### Text extract
The CCA does not typically force a manufacturer or wholesaler to supply goods or services to small
businesses. However, a supplier’s refusal to supply may break the law where they are:
misusing their market power
involved in a cartel or a boycott
imposing minimum prices on retailers
engaging in exclusive dealing with the purpose or likely effect of substantially lessening competition.
If a refusal to supply is legitimate, you will need to renegotiate terms with that supplier or seek
alternate supply.
u Example: An office supplies retailer buys pencils from 2 separate pencil manufacturers. One of the
manufacturers tells the retailer to stop buying pencils from the other manufacturer. The supplies
company keeps buying pencils from both, so the manufacturer stops supplying to the retailer.
This refusal to supply is unlikely to be illegal as it won’t have a significant impact on competition; there
are many other pencil suppliers that the retailer could purchase from.
Exclusive dealing
Exclusive dealing occurs when one person trading with another imposes some restrictions on the other’s
freedom to choose with whom, in what, or where they deal. Exclusive dealing is unlawful where it
substantially lessens competition.
Generally, the more exclusive the product and the more powerful the purchaser or supplier, the more
likely it is that competition will be affected in a market.
u Example: The owner of an independent electronics store in South Australia finds that many customers
would come to her store for advice and then purchase products from her competitors at lower prices.
The owner decides to only deal with suppliers who agree not to supply their electrical products to
other South Australian retailers.
While this conduct amounts to exclusive dealing, it’s unlikely to be illegal. There are many other
retailers that suppliers can supply to and many other suppliers that her retail competitors can source
supply from. However, if there were only a small number of available retailers or suppliers, it may raise
concerns as limiting access to those retailers or suppliers could significantly impact competition.
Price fixing
It’s illegal for competing businesses to get together and agree to fix their prices. For example, it would be
unlawful for competitors to agree to only charge a set price (e.g. the RRP’).
Price fixing agreements don’t have to be in writing; you don’t even need to have a ‘formal’ agreement, it’s
enough if there is an understanding between businesses.
u Example: A group of local builders decide to meet informally on a regular basis. At their first meeting,
they all decide to increase their hourly rates to a certain amount for a trial period. This would be
price fixing.
12 Small business and the Competition and Consumer Act: Your rights and responsibilities
Anti-competitive contracts, arrangements, understandings
and concerted practices
If a contract, arrangement, understanding or concerted practice between businesses has the purpose,
effect or likely effect of substantially lessening competition, it will contravene the CCA.

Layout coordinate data
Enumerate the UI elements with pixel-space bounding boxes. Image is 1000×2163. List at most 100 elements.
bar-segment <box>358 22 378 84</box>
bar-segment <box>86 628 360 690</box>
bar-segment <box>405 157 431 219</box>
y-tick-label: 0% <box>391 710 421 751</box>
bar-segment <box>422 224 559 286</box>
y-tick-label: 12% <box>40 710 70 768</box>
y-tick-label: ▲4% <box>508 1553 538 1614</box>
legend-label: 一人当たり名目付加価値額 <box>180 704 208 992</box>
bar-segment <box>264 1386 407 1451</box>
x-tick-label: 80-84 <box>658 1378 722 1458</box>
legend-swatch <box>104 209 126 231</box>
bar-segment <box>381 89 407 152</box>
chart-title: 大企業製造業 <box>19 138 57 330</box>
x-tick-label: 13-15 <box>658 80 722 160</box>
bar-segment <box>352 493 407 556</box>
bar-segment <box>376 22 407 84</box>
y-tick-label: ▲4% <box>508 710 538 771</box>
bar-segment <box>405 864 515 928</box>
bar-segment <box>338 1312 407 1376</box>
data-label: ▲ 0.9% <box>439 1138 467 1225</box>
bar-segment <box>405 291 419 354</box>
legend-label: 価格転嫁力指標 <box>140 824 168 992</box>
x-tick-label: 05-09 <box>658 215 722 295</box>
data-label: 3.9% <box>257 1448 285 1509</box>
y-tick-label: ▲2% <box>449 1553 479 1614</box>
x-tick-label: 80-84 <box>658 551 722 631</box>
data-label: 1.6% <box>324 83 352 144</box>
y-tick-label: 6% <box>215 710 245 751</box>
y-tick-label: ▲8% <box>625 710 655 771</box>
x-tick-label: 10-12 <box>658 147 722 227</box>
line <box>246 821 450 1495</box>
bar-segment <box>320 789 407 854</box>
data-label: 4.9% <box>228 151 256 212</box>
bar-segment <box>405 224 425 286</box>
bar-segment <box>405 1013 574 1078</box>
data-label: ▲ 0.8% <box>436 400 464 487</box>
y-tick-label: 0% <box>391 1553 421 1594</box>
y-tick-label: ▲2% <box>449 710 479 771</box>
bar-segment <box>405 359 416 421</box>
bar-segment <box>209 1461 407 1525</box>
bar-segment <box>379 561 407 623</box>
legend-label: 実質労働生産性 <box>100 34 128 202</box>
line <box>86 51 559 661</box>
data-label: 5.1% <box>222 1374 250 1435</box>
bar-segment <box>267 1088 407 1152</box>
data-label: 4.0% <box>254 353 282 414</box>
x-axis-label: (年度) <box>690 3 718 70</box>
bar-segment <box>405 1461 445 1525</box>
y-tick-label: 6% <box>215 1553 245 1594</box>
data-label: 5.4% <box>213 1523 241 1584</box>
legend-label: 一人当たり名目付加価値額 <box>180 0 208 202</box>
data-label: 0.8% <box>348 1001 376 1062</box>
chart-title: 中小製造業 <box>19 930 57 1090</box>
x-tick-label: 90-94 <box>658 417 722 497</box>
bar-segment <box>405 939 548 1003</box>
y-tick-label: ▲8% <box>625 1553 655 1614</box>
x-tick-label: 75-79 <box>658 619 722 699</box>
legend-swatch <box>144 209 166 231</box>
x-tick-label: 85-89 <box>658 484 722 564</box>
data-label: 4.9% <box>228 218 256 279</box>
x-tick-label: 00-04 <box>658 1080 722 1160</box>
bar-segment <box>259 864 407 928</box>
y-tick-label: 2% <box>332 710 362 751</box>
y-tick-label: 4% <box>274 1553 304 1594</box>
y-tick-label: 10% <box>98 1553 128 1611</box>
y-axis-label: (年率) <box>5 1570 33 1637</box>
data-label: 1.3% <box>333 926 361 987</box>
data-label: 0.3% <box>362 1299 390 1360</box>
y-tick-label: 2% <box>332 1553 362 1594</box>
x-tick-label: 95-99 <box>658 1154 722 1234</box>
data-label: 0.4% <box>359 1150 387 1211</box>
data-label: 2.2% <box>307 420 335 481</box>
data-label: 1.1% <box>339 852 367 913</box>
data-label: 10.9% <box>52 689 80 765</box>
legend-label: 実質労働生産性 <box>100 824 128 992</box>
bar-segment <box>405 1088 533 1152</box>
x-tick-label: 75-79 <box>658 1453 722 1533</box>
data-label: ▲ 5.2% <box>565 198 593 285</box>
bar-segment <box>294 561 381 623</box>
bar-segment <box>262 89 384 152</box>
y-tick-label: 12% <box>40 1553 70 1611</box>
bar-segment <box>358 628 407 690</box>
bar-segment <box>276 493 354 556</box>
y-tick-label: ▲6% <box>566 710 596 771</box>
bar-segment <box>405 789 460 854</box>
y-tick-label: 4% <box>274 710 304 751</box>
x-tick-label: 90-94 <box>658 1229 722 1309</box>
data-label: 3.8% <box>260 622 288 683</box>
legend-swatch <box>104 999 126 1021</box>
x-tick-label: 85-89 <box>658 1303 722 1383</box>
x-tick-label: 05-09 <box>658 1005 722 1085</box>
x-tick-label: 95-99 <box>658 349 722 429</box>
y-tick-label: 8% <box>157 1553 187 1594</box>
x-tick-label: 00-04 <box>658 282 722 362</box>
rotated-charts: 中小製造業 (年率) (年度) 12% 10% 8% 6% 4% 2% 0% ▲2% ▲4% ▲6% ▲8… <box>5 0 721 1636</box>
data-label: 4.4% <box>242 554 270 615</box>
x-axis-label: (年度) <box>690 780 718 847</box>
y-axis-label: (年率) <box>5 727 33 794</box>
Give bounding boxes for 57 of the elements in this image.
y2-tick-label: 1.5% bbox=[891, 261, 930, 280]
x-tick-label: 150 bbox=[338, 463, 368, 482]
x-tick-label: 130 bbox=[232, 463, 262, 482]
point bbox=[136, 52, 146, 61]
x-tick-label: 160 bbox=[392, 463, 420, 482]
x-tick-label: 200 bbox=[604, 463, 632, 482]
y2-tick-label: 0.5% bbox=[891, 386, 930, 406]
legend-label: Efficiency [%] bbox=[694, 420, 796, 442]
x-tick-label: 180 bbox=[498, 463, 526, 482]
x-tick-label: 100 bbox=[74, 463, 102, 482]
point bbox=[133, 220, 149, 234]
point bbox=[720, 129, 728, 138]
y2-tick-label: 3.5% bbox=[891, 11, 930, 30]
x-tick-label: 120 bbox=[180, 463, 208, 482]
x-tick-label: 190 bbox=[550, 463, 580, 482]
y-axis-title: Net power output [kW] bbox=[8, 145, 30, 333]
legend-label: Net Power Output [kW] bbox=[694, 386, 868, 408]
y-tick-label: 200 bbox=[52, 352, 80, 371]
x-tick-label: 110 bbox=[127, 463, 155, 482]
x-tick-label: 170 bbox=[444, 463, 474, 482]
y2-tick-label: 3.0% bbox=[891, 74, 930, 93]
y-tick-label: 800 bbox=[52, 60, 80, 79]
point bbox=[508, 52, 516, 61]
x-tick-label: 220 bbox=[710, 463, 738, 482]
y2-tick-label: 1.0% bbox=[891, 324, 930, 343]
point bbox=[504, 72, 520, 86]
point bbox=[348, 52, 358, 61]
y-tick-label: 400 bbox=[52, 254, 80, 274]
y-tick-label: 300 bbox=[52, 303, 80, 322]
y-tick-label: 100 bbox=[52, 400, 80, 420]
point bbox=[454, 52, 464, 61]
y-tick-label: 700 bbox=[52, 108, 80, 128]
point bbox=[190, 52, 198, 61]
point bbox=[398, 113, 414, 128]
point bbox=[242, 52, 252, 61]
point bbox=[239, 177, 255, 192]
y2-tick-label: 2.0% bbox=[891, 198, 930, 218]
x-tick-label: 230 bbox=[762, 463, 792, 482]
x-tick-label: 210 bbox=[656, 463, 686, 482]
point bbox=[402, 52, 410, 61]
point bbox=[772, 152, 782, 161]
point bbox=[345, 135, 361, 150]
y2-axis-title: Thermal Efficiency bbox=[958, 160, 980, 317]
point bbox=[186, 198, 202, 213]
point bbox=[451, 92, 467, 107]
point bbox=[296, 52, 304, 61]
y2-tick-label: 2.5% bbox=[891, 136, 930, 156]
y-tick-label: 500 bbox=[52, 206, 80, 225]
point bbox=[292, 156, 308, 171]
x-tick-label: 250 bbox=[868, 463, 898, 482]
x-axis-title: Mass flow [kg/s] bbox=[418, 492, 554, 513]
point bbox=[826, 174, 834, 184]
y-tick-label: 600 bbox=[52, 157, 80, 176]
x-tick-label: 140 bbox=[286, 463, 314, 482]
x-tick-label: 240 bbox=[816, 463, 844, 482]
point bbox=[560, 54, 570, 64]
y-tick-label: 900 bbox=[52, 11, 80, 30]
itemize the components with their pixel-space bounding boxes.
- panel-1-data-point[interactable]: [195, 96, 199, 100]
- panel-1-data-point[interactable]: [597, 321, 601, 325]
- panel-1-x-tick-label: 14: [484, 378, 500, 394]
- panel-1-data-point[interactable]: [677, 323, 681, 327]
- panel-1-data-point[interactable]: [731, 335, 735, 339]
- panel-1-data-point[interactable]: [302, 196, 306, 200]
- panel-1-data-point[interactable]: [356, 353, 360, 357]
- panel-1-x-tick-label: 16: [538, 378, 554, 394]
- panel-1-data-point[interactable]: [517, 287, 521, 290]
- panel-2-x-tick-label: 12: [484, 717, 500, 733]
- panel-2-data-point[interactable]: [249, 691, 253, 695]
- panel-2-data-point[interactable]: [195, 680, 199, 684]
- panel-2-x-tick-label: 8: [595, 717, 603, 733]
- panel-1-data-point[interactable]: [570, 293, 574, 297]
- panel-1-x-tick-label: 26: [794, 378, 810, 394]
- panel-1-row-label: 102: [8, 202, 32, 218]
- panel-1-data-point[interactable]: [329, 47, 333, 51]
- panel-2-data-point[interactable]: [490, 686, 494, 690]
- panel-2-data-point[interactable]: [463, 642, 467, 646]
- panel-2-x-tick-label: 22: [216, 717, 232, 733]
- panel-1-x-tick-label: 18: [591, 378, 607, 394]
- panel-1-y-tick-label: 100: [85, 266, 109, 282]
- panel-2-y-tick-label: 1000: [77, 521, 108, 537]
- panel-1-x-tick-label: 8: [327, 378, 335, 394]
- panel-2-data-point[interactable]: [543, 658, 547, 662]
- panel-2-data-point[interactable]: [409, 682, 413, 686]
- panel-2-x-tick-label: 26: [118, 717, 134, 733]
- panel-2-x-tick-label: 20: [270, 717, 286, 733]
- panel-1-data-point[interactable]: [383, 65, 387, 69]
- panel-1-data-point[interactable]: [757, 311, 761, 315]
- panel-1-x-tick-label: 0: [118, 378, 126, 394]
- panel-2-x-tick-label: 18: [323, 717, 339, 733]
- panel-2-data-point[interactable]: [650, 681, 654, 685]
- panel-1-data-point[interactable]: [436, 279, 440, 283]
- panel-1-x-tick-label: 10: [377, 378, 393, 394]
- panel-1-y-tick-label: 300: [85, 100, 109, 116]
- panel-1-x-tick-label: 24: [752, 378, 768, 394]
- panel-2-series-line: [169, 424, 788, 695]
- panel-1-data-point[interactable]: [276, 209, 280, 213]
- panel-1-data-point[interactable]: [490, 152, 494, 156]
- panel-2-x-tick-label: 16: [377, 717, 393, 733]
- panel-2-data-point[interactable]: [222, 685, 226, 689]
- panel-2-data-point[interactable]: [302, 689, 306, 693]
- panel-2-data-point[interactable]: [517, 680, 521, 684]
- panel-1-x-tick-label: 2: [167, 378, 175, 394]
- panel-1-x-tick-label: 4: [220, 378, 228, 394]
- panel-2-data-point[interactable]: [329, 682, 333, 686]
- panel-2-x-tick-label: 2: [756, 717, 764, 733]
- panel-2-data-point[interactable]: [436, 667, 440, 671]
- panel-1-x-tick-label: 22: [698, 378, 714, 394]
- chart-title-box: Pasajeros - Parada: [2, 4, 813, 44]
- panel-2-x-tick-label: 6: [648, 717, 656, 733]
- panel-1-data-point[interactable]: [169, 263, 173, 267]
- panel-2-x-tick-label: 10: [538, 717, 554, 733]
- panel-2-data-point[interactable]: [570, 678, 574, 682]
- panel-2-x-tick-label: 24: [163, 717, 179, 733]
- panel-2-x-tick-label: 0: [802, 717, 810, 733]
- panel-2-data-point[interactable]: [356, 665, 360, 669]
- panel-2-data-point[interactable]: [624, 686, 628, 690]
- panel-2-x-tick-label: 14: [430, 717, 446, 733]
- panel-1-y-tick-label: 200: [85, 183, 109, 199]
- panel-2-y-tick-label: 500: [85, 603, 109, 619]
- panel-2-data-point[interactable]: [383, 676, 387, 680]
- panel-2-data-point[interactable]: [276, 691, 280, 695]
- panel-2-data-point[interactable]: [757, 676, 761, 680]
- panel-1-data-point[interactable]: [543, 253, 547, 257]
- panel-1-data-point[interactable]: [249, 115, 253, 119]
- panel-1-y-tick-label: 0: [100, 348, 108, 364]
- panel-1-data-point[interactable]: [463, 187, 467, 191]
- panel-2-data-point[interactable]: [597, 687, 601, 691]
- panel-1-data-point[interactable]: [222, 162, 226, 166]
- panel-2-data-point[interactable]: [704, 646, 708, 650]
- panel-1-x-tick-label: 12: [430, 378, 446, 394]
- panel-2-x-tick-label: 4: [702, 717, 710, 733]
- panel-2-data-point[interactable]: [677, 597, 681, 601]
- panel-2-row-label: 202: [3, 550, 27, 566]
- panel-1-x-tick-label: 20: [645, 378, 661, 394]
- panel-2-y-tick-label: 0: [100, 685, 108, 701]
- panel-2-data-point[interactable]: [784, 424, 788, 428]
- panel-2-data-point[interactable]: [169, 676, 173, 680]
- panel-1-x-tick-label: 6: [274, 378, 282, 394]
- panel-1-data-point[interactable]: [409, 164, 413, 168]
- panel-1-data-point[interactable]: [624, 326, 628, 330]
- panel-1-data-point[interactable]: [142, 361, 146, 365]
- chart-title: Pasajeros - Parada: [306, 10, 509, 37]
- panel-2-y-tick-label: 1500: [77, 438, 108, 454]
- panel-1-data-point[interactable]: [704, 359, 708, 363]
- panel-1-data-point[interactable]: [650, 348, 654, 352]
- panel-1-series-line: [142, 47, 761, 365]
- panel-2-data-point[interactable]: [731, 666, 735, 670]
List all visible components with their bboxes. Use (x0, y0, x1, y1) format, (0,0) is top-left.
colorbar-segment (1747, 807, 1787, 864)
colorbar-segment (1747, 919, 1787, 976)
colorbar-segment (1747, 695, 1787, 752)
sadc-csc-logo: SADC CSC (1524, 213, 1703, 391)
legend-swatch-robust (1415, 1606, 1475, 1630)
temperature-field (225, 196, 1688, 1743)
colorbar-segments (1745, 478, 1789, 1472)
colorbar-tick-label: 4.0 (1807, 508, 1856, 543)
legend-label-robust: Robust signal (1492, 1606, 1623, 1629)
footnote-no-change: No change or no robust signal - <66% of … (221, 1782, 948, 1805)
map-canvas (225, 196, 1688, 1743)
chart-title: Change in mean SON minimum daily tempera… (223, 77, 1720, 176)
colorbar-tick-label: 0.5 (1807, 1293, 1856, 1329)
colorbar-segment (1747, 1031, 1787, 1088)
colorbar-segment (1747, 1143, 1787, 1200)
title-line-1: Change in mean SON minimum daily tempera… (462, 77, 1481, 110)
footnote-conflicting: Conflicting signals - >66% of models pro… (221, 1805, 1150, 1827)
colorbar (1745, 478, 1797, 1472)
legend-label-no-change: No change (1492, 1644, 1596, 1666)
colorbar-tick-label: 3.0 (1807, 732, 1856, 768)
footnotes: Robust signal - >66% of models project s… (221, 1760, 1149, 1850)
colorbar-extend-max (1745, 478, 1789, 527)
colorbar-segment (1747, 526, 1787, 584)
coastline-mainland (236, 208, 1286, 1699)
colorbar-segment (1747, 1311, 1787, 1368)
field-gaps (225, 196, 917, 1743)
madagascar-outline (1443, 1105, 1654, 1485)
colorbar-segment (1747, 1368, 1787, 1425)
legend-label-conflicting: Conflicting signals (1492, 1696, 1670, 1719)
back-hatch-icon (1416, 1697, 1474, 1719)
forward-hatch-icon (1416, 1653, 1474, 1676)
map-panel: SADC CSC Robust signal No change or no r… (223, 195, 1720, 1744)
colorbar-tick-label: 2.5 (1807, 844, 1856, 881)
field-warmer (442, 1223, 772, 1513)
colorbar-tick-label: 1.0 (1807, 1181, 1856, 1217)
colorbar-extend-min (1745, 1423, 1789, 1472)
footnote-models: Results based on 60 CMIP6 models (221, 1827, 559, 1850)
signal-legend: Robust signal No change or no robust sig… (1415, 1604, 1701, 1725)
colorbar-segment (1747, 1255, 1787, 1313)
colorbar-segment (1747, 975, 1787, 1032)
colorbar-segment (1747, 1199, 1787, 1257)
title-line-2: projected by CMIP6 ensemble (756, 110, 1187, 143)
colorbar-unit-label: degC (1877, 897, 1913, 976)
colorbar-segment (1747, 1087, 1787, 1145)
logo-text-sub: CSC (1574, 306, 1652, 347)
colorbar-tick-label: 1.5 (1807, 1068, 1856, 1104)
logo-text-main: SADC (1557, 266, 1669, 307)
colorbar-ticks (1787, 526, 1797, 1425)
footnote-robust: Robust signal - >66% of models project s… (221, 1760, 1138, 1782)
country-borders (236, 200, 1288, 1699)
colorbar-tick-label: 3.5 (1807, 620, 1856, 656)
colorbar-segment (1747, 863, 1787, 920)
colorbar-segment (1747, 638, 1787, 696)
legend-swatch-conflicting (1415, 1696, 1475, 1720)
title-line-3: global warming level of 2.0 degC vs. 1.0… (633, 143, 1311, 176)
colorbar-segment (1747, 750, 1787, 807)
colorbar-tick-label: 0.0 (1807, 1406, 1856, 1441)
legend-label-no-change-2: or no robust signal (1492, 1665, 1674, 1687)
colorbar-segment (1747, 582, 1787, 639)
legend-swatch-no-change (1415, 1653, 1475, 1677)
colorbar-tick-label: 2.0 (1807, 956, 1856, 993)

### Problems
(a) Decide whether each statement agrees with the text on small business and the Competition and Consumer Act: (i) price fixing agreements must be in writing to break the law; (ii) exclusive dealing is unlawful where it substantially lessens competition; (iii) the CCA typically forces a manufacturer or wholesaler to supply small businesses. For each, answer yes or no and quote the deciding words.
(b) From the layout coordinate data rows, reproduce each row unchanged. Start with the first row and end after the row containing "x-tick-label: 80-84 <box>658 1378".

### The replies
(a)
(i) No: "Price fixing agreements don’t have to be in writing"
(ii) Yes: "Exclusive dealing is unlawful where it substantially lessens competition."
(iii) No: "The CCA does not typically force a manufacturer or wholesaler to supply goods or services to small businesses."

(b)
Enumerate the UI elements with pixel-space bounding boxes. Image is 1000×2163. List at most 100 elements.
bar-segment <box>358 22 378 84</box>
bar-segment <box>86 628 360 690</box>
bar-segment <box>405 157 431 219</box>
y-tick-label: 0% <box>391 710 421 751</box>
bar-segment <box>422 224 559 286</box>
y-tick-label: 12% <box>40 710 70 768</box>
y-tick-label: ▲4% <box>508 1553 538 1614</box>
legend-label: 一人当たり名目付加価値額 <box>180 704 208 992</box>
bar-segment <box>264 1386 407 1451</box>
x-tick-label: 80-84 <box>658 1378 722 1458</box>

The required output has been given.